> _Aim of the exercise_:
Read the lines below. Copy out any that hold the string "need".

> _Entries shown_:

========

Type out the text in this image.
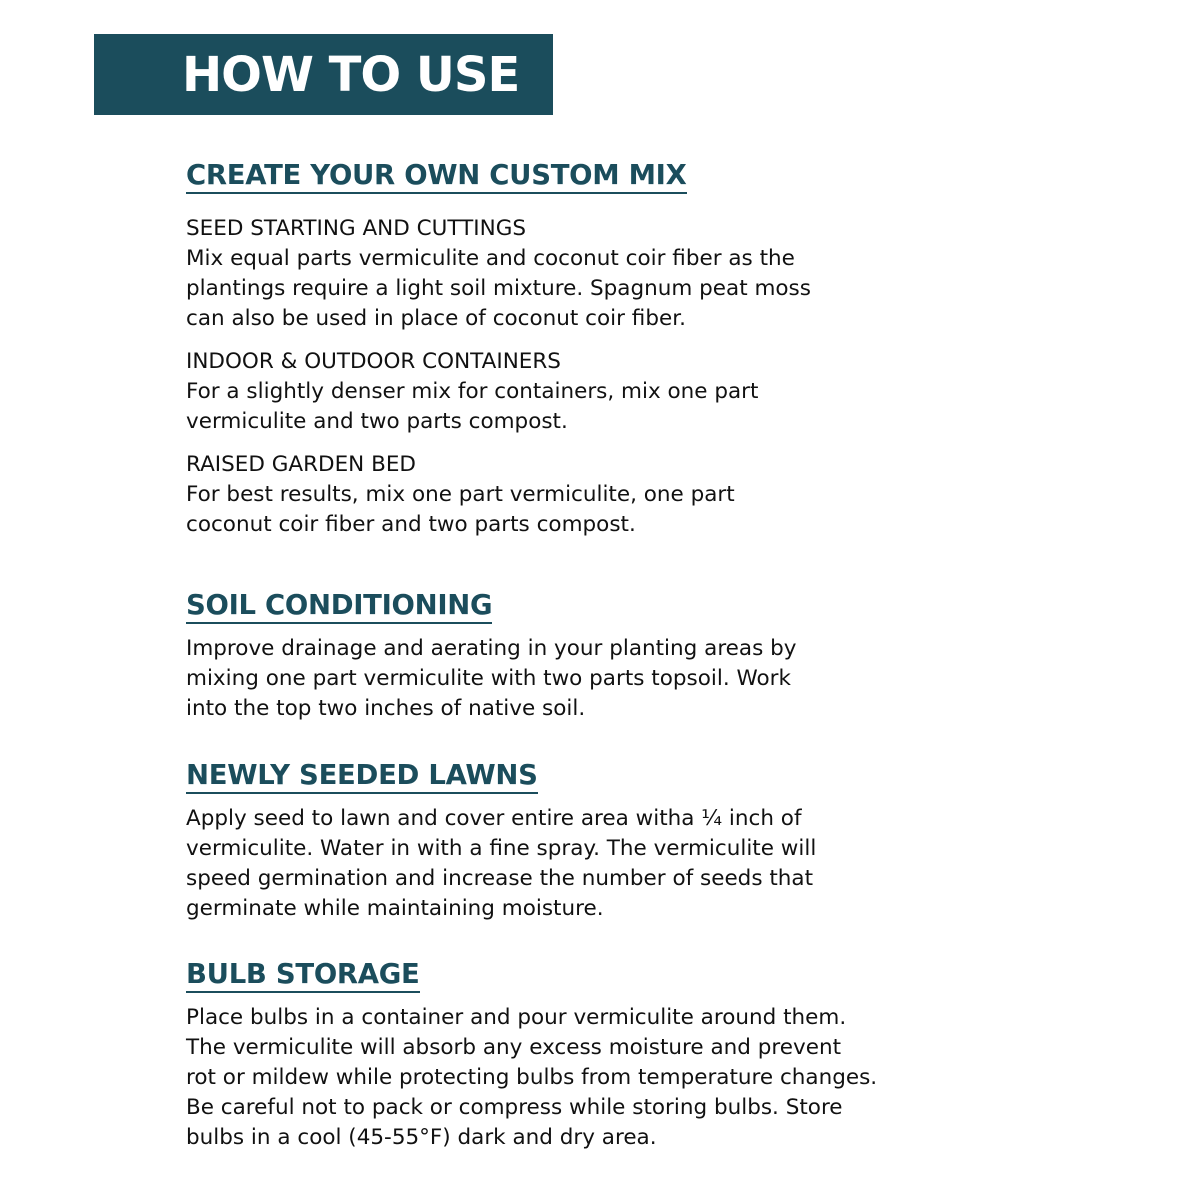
HOW TO USE
CREATE YOUR OWN CUSTOM MIX
SEED STARTING AND CUTTINGS
Mix equal parts vermiculite and coconut coir fiber as the
plantings require a light soil mixture. Spagnum peat moss
can also be used in place of coconut coir fiber.
INDOOR & OUTDOOR CONTAINERS
For a slightly denser mix for containers, mix one part
vermiculite and two parts compost.
RAISED GARDEN BED
For best results, mix one part vermiculite, one part
coconut coir fiber and two parts compost.
SOIL CONDITIONING
Improve drainage and aerating in your planting areas by
mixing one part vermiculite with two parts topsoil. Work
into the top two inches of native soil.
NEWLY SEEDED LAWNS
Apply seed to lawn and cover entire area witha ¼ inch of
vermiculite. Water in with a fine spray. The vermiculite will
speed germination and increase the number of seeds that
germinate while maintaining moisture.
BULB STORAGE
Place bulbs in a container and pour vermiculite around them.
The vermiculite will absorb any excess moisture and prevent
rot or mildew while protecting bulbs from temperature changes.
Be careful not to pack or compress while storing bulbs. Store
bulbs in a cool (45-55°F) dark and dry area.
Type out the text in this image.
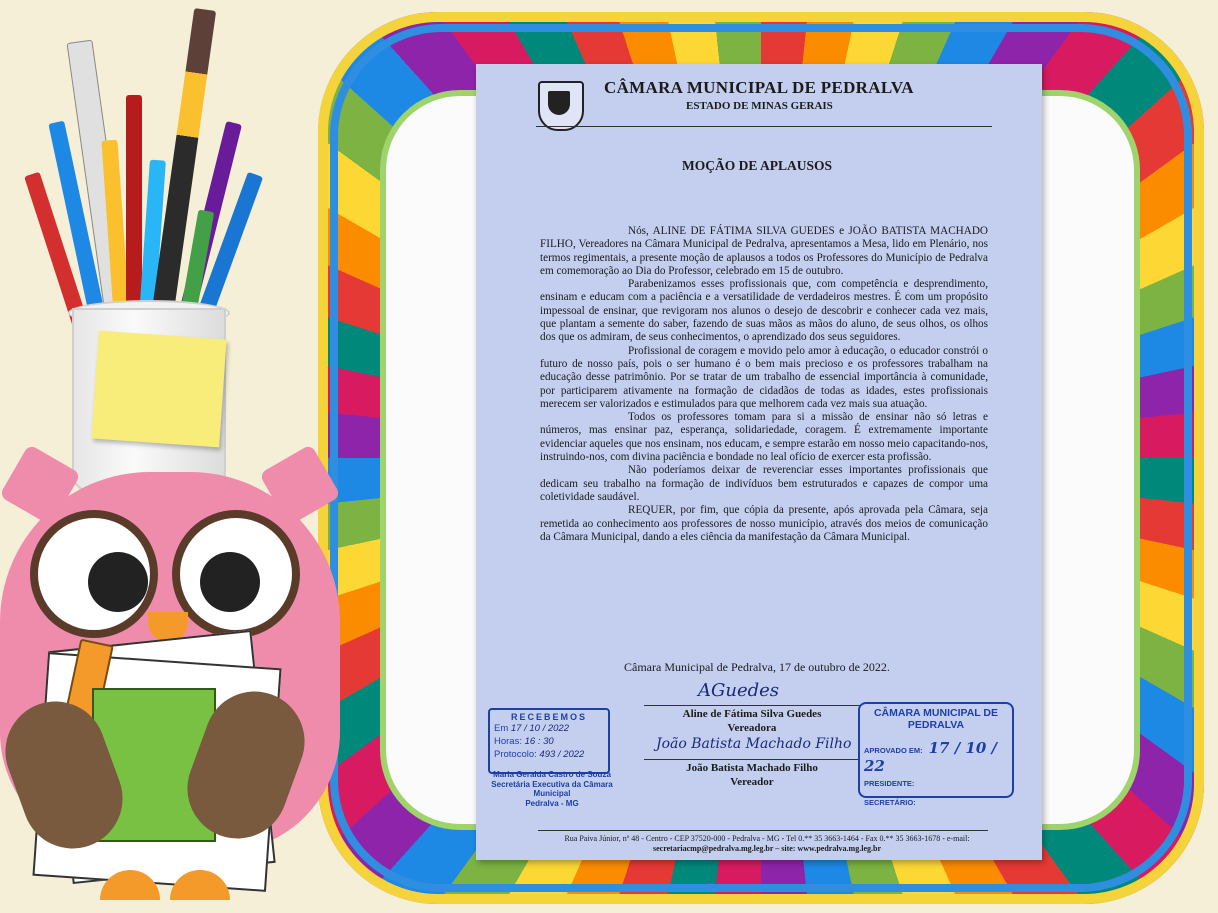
CÂMARA MUNICIPAL DE PEDRALVA
ESTADO DE MINAS GERAIS
MOÇÃO DE APLAUSOS

Nós, ALINE DE FÁTIMA SILVA GUEDES e JOÃO BATISTA MACHADO FILHO, Vereadores na Câmara Municipal de Pedralva, apresentamos a Mesa, lido em Plenário, nos termos regimentais, a presente moção de aplausos a todos os Professores do Município de Pedralva em comemoração ao Dia do Professor, celebrado em 15 de outubro.

Parabenizamos esses profissionais que, com competência e desprendimento, ensinam e educam com a paciência e a versatilidade de verdadeiros mestres. É com um propósito impessoal de ensinar, que revigoram nos alunos o desejo de descobrir e conhecer cada vez mais, que plantam a semente do saber, fazendo de suas mãos as mãos do aluno, de seus olhos, os olhos dos que os admiram, de seus conhecimentos, o aprendizado dos seus seguidores.

Profissional de coragem e movido pelo amor à educação, o educador constrói o futuro de nosso país, pois o ser humano é o bem mais precioso e os professores trabalham na educação desse patrimônio. Por se tratar de um trabalho de essencial importância à comunidade, por participarem ativamente na formação de cidadãos de todas as idades, estes profissionais merecem ser valorizados e estimulados para que melhorem cada vez mais sua atuação.

Todos os professores tomam para si a missão de ensinar não só letras e números, mas ensinar paz, esperança, solidariedade, coragem. É extremamente importante evidenciar aqueles que nos ensinam, nos educam, e sempre estarão em nosso meio capacitando-nos, instruindo-nos, com divina paciência e bondade no leal ofício de exercer esta profissão.

Não poderíamos deixar de reverenciar esses importantes profissionais que dedicam seu trabalho na formação de indivíduos bem estruturados e capazes de compor uma coletividade saudável.

REQUER, por fim, que cópia da presente, após aprovada pela Câmara, seja remetida ao conhecimento aos professores de nosso município, através dos meios de comunicação da Câmara Municipal, dando a eles ciência da manifestação da Câmara Municipal.

Câmara Municipal de Pedralva, 17 de outubro de 2022.
AGuedes
Aline de Fátima Silva Guedes
Vereadora
João Batista Machado Filho
João Batista Machado Filho
Vereador
RECEBEMOS
Em 17 / 10 / 2022
Horas: 16 : 30
Protocolo: 493 / 2022
Maria Geralda Castro de Souza
Secretária Executiva da Câmara Municipal
Pedralva - MG
CÂMARA MUNICIPAL DE PEDRALVA
APROVADO EM: 17 / 10 / 22
PRESIDENTE:
SECRETÁRIO:
Rua Paiva Júnior, nº 48 - Centro - CEP 37520-000 - Pedralva - MG - Tel 0.** 35 3663-1464 - Fax 0.** 35 3663-1678 - e-mail:
secretariacmp@pedralva.mg.leg.br – site: www.pedralva.mg.leg.br
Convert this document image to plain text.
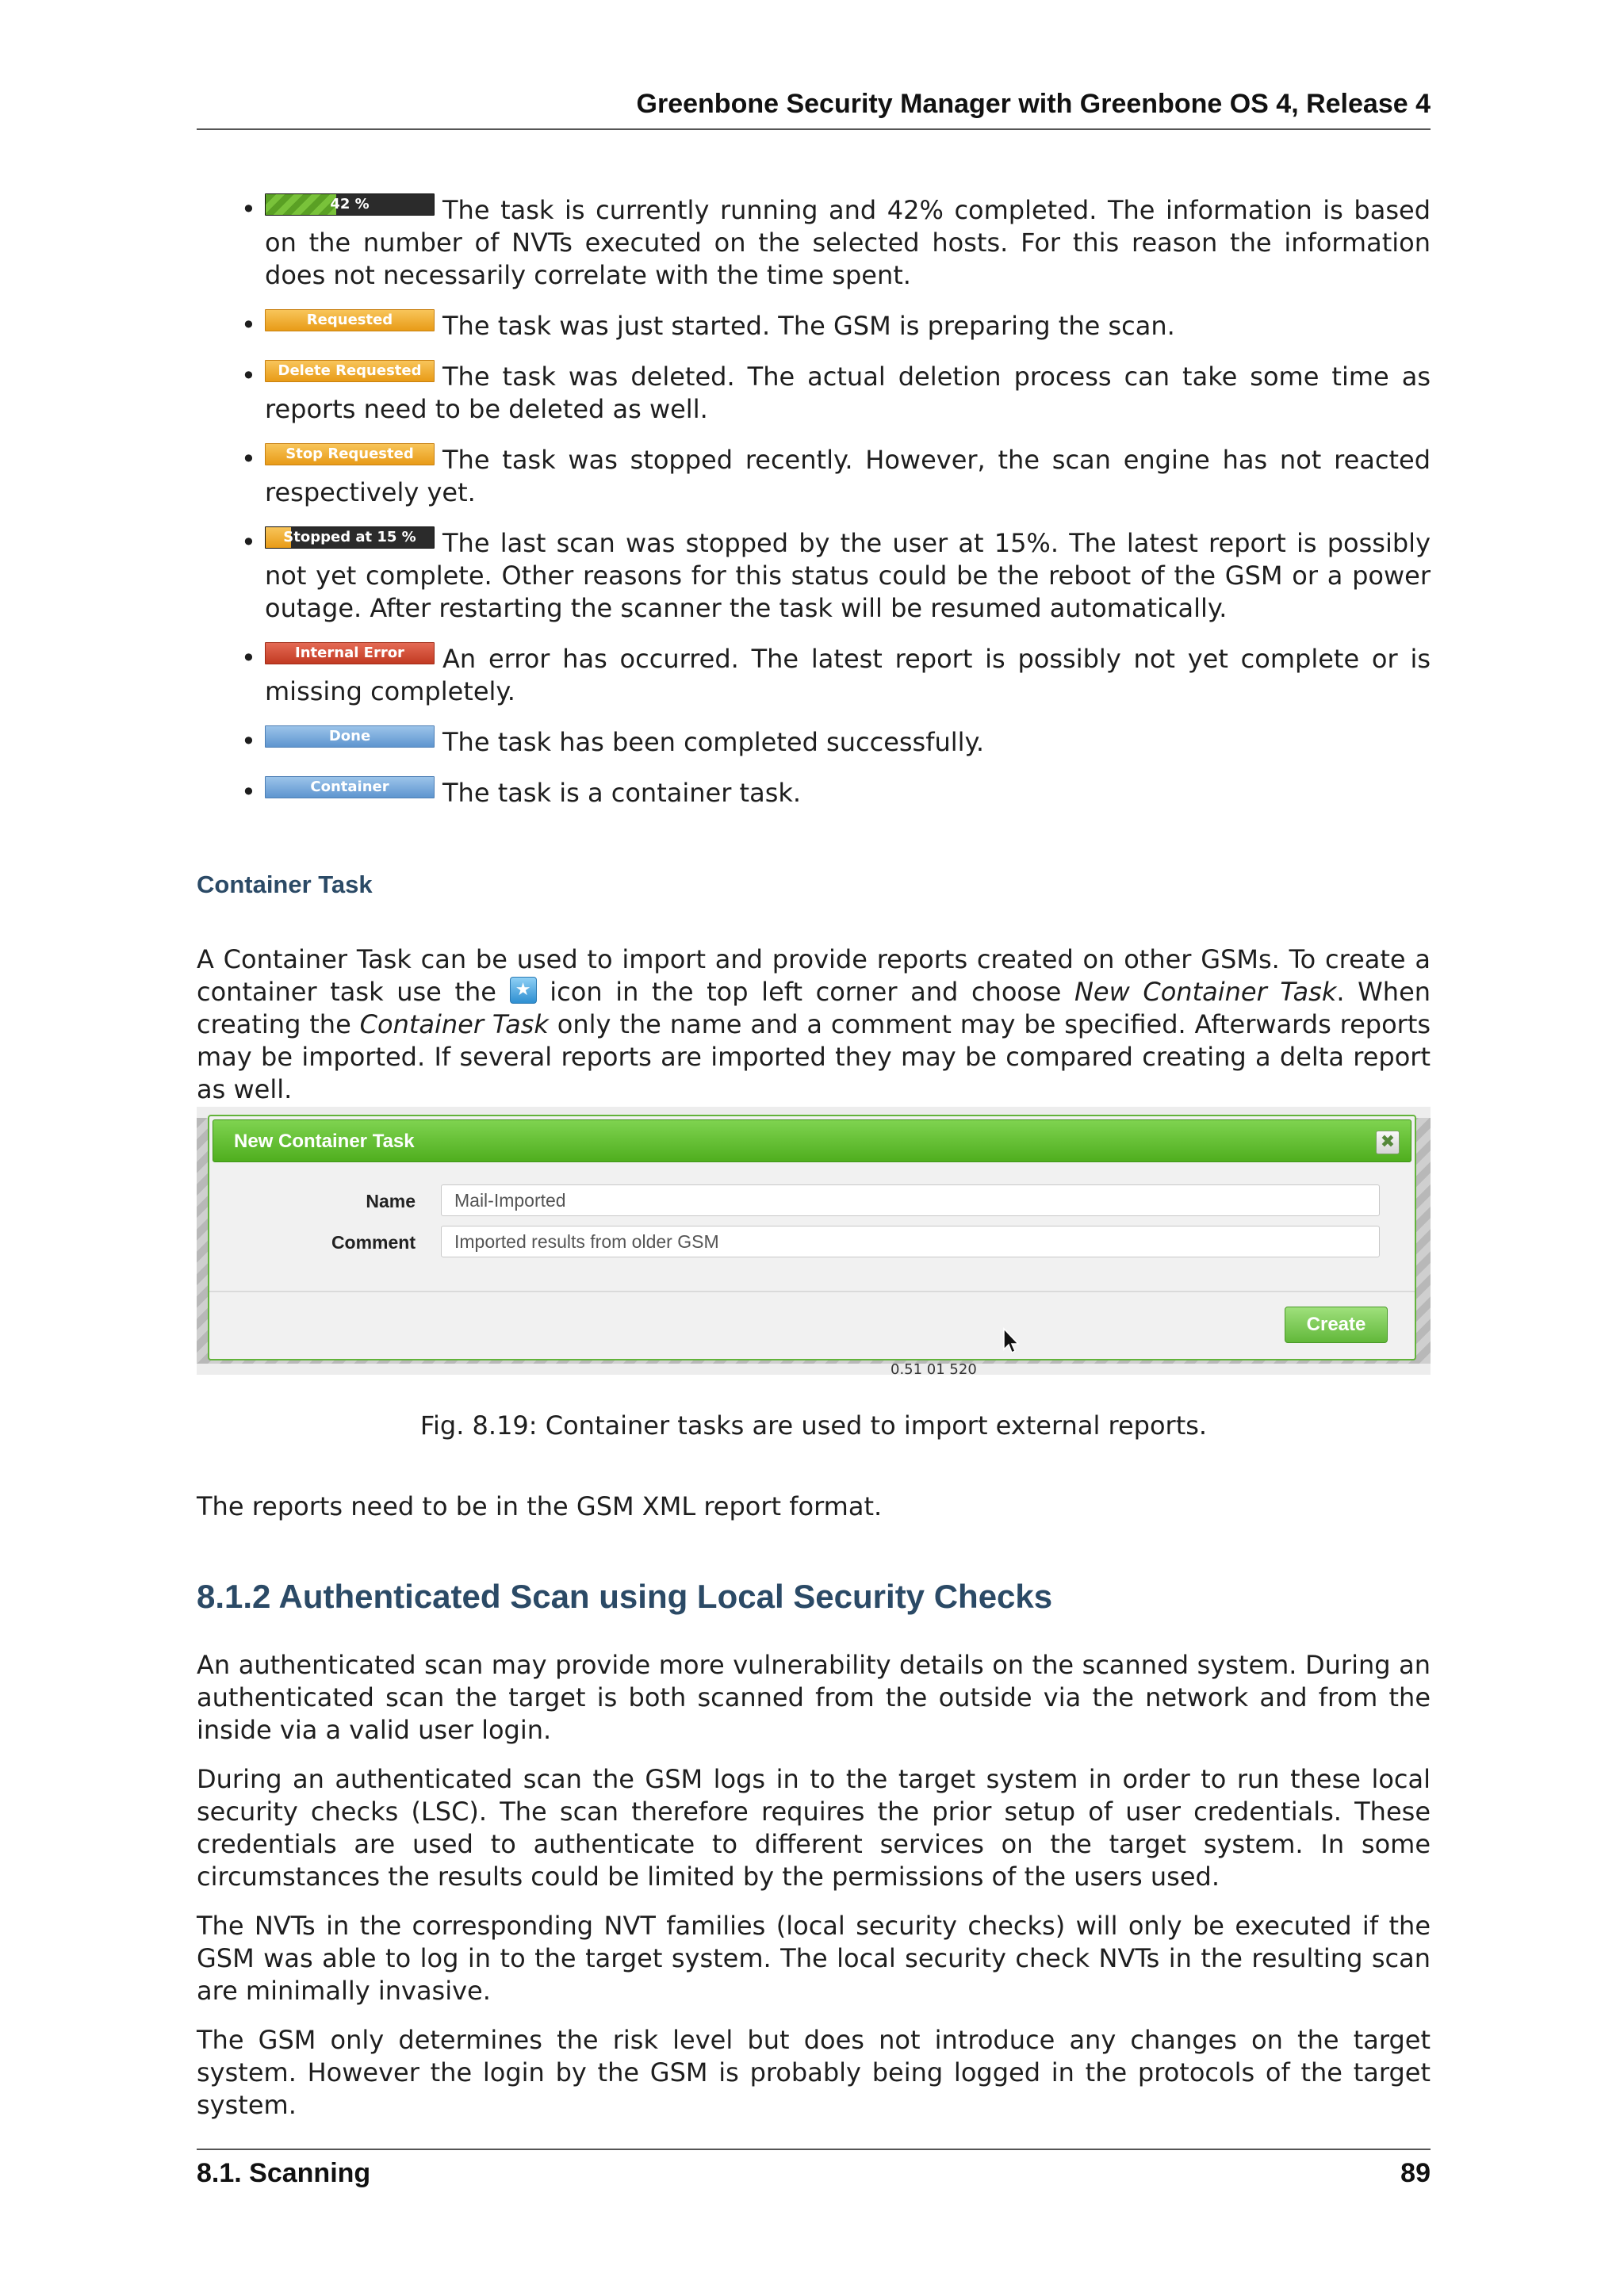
Greenbone Security Manager with Greenbone OS 4, Release 4
•	42 %	The task is currently running and 42% completed. The information is based on the number of NVTs executed on the selected hosts. For this reason the information does not necessarily correlate with the time spent.
•	Requested The task was just started. The GSM is preparing the scan.
• Delete Requested The task was deleted. The actual deletion process can take some time as reports need to be deleted as well.
• Stop Requested The task was stopped recently. However, the scan engine has not reacted respectively yet.
• Stopped at 15 % The last scan was stopped by the user at 15%. The latest report is possibly not yet complete. Other reasons for this status could be the reboot of the GSM or a power outage. After restarting the scanner the task will be resumed automatically.
•	Internal Error An error has occurred. The latest report is possibly not yet complete or is missing completely.
•	Done	The task has been completed successfully.
•	Container The task is a container task.
Container Task

A Container Task can be used to import and provide reports created on other GSMs. To create a container task use the ★ icon in the top left corner and choose New Container Task. When creating the Container Task only the name and a comment may be specified. Afterwards reports may be imported. If several reports are imported they may be compared creating a delta report as well.

0.51 01 520
New Container Task	✖
Name	Mail-Imported
Comment	Imported results from older GSM
Create
Fig. 8.19: Container tasks are used to import external reports.

The reports need to be in the GSM XML report format.

8.1.2 Authenticated Scan using Local Security Checks

An authenticated scan may provide more vulnerability details on the scanned system. During an authenticated scan the target is both scanned from the outside via the network and from the inside via a valid user login.

During an authenticated scan the GSM logs in to the target system in order to run these local security checks (LSC). The scan therefore requires the prior setup of user credentials. These credentials are used to authenticate to different services on the target system. In some circumstances the results could be limited by the permissions of the users used.

The NVTs in the corresponding NVT families (local security checks) will only be executed if the GSM was able to log in to the target system. The local security check NVTs in the resulting scan are minimally invasive.

The GSM only determines the risk level but does not introduce any changes on the target system. However the login by the GSM is probably being logged in the protocols of the target system.

8.1. Scanning	89
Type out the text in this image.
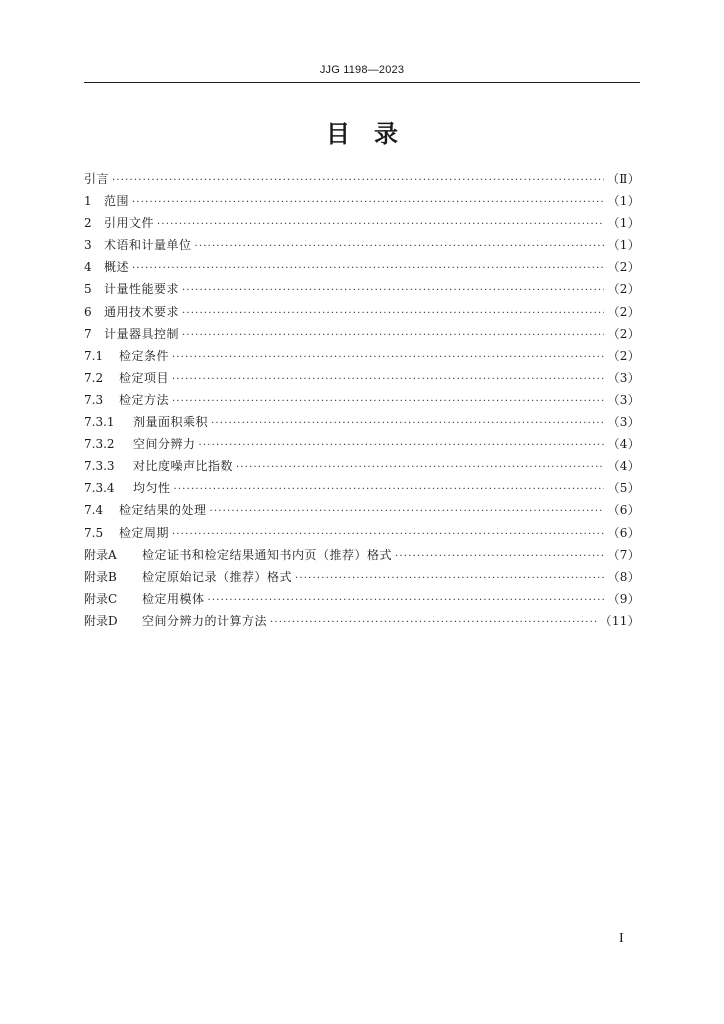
JJG 1198—2023
目　录
引言 ·····	（Ⅱ）
1	范围 ·····	（1）
2	引用文件 ·····	（1）
3	术语和计量单位 ·····	（1）
4	概述 ·····	（2）
5	计量性能要求 ·····	（2）
6	通用技术要求 ·····	（2）
7	计量器具控制 ·····	（2）
7.1	检定条件 ·····	（2）
7.2	检定项目 ·····	（3）
7.3	检定方法 ·····	（3）
7.3.1	剂量面积乘积 ·····	（3）
7.3.2	空间分辨力 ·····	（4）
7.3.3	对比度噪声比指数 ·····	（4）
7.3.4	均匀性 ·····	（5）
7.4	检定结果的处理 ·····	（6）
7.5	检定周期 ·····	（6）
附录A	检定证书和检定结果通知书内页（推荐）格式 ·····	（7）
附录B	检定原始记录（推荐）格式 ·····	（8）
附录C	检定用模体 ·····	（9）
附录D	空间分辨力的计算方法 ·····	（11）
I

========

> _Task response_:
• Delete Requested The task was deleted. The actual deletion process can take some time as reports need to be deleted as well.
The reports need to be in the GSM XML report format.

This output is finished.